Exercise objective: Determine the number of lines holding the word "localhost"; answer with that number only.

====== Dataset ======

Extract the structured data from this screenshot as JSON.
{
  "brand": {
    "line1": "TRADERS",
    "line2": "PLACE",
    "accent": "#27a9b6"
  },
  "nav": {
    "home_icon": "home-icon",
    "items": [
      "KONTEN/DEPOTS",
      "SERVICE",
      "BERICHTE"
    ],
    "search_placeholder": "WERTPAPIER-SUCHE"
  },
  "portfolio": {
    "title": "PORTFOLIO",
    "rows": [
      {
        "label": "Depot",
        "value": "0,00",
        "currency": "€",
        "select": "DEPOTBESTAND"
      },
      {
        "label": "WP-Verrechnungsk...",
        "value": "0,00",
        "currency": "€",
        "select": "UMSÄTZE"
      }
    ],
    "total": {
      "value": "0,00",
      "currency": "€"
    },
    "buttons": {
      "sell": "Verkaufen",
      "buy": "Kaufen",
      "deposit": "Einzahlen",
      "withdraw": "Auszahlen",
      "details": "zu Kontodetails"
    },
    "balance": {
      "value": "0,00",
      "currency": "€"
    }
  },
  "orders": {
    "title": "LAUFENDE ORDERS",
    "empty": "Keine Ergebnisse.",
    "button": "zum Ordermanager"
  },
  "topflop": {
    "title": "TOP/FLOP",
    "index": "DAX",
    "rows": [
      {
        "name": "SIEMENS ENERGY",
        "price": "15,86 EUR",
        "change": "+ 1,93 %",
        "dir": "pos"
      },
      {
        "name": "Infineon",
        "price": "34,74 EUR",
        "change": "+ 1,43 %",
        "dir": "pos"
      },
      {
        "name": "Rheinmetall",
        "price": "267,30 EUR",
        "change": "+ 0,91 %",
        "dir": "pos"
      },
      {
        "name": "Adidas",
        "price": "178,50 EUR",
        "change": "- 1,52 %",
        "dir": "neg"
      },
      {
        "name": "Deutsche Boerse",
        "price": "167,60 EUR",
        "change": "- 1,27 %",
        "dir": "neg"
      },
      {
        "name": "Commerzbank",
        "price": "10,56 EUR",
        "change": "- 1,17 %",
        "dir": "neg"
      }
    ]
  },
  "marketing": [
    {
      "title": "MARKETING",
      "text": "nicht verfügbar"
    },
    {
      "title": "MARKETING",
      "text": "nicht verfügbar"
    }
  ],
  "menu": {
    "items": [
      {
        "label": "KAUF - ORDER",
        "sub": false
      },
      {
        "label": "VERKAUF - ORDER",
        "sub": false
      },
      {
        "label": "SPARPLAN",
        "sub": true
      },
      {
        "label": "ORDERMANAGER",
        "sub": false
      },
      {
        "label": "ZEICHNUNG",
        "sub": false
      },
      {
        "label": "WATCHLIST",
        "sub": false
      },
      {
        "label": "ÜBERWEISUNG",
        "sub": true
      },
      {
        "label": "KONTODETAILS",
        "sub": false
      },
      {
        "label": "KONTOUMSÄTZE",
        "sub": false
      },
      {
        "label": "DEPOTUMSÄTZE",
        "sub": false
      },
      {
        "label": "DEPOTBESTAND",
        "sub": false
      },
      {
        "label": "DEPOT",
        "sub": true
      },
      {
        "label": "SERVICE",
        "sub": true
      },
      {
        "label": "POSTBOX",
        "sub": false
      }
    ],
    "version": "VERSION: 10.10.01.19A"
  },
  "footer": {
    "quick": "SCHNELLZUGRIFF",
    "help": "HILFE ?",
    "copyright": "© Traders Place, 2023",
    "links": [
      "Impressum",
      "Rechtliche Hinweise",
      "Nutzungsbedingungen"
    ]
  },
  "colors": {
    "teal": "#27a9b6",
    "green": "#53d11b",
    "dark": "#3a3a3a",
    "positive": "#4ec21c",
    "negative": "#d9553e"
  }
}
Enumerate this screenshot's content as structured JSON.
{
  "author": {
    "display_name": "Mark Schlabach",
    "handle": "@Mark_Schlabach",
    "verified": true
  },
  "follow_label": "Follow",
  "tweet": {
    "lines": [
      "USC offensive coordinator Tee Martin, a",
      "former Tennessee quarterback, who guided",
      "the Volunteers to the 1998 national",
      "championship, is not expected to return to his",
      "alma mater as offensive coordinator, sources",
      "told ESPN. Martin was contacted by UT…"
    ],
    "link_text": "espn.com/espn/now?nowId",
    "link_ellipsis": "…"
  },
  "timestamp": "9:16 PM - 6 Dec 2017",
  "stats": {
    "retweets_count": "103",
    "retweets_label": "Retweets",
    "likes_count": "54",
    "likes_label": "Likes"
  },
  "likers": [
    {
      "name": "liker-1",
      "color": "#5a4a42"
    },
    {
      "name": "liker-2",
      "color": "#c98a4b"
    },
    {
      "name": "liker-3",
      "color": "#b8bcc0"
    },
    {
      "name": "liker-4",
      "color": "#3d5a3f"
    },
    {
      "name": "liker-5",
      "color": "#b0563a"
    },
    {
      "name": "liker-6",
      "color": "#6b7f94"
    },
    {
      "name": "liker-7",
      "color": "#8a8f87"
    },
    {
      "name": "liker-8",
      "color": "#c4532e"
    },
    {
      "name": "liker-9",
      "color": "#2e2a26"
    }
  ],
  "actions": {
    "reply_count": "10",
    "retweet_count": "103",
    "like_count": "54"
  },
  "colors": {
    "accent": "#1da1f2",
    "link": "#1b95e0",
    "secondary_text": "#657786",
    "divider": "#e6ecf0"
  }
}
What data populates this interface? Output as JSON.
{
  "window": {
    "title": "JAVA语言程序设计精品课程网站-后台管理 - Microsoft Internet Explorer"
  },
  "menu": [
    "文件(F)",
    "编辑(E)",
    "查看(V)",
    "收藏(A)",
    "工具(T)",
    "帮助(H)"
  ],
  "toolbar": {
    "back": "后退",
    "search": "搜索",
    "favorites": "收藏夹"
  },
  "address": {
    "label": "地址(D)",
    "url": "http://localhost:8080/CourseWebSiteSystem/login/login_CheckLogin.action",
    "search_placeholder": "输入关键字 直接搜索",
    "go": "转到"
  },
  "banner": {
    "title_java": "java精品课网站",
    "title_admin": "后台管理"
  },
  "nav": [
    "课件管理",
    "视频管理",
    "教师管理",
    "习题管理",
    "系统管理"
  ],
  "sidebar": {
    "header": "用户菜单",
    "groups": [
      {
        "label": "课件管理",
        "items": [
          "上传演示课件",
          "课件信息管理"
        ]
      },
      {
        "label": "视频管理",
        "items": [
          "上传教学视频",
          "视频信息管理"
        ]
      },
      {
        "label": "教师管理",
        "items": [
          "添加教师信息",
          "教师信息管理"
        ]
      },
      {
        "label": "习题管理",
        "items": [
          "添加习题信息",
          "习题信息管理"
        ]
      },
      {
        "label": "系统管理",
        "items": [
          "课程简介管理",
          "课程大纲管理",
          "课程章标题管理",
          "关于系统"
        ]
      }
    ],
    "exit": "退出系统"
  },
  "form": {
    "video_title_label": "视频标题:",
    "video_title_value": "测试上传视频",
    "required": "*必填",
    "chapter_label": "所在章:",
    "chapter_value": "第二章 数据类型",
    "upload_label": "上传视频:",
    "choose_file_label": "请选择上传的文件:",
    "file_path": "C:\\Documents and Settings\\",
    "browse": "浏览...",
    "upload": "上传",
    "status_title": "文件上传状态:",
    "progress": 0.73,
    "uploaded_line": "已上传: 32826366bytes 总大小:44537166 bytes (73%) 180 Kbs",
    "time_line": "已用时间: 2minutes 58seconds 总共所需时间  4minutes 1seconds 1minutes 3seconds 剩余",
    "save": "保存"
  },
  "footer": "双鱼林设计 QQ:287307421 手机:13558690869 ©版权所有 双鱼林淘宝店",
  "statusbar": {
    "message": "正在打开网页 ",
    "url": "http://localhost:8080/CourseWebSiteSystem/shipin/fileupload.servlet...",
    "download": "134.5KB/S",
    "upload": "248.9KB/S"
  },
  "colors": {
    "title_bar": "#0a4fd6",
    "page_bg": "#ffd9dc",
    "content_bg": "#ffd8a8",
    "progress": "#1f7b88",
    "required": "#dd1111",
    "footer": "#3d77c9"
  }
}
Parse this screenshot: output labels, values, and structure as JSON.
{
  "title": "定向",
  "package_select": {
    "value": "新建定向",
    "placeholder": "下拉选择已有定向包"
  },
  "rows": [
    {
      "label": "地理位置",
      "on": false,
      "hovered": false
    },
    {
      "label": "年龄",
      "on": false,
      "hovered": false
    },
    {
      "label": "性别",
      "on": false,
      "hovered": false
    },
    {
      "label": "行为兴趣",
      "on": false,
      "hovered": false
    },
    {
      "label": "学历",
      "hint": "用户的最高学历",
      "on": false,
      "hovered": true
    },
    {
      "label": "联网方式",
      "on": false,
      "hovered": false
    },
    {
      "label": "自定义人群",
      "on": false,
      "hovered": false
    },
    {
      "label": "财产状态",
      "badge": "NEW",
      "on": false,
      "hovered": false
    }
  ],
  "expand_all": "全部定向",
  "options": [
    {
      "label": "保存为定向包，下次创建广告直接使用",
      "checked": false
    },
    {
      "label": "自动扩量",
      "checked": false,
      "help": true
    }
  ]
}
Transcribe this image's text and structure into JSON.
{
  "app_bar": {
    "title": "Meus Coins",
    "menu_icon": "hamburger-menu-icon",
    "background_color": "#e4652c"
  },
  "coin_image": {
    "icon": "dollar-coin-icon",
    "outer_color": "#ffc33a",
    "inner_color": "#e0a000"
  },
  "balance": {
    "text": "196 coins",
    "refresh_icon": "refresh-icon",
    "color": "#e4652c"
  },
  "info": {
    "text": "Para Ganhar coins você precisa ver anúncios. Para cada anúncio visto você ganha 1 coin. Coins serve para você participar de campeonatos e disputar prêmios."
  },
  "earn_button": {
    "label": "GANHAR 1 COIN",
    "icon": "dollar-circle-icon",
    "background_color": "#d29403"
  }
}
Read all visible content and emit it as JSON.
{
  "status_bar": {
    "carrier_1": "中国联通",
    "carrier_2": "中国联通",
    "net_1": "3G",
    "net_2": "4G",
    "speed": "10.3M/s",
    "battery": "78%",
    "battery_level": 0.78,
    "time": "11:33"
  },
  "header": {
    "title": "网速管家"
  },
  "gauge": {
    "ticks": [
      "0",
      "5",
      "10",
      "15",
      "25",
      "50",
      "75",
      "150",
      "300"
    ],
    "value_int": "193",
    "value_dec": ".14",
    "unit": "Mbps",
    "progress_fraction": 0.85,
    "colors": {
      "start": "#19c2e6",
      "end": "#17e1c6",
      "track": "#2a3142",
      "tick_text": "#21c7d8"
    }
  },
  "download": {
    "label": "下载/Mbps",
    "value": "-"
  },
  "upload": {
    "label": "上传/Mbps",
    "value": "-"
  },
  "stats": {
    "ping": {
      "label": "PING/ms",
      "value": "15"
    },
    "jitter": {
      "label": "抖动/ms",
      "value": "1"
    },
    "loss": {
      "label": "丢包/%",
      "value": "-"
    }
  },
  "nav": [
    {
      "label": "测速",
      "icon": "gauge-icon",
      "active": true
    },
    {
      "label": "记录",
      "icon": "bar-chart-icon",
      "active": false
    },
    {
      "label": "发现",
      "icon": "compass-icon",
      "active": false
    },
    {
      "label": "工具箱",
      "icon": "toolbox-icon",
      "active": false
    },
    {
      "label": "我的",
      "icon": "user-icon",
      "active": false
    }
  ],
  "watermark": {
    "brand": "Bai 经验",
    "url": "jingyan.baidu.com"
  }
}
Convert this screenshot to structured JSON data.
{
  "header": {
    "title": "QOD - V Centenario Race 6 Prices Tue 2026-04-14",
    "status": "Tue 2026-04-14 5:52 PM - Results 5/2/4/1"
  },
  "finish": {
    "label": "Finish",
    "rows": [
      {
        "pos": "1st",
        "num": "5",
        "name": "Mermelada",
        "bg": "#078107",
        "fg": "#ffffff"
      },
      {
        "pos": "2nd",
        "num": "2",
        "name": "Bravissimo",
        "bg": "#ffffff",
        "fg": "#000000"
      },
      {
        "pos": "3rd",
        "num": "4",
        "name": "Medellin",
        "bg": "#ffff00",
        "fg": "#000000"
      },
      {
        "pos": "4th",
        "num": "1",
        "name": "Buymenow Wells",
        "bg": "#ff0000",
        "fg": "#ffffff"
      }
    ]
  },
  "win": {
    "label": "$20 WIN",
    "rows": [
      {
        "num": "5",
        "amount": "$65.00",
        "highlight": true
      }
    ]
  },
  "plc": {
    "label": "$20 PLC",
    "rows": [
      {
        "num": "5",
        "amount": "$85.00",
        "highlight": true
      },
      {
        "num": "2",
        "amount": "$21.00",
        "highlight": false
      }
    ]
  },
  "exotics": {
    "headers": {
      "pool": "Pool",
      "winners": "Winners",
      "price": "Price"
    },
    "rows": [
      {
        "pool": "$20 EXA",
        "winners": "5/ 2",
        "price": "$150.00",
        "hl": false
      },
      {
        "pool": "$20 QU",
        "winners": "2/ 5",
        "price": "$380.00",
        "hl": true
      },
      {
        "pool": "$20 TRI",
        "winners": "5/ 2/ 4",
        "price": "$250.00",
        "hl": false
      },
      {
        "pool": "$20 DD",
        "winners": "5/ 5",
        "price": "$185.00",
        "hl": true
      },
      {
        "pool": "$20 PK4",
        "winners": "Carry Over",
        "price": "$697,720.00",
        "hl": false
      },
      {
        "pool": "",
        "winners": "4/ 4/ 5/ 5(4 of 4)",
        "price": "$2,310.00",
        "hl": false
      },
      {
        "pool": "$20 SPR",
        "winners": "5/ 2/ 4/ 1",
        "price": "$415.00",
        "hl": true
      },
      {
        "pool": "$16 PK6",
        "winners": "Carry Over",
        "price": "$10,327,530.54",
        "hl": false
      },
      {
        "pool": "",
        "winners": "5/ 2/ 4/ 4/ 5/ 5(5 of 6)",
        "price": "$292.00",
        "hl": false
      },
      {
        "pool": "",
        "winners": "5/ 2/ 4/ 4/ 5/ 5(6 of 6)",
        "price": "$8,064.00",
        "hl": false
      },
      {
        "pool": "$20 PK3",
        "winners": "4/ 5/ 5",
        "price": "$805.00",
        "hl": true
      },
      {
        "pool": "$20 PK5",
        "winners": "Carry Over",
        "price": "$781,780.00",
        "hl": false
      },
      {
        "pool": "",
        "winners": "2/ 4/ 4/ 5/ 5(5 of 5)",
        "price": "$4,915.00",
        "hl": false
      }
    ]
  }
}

======

Final answer: 2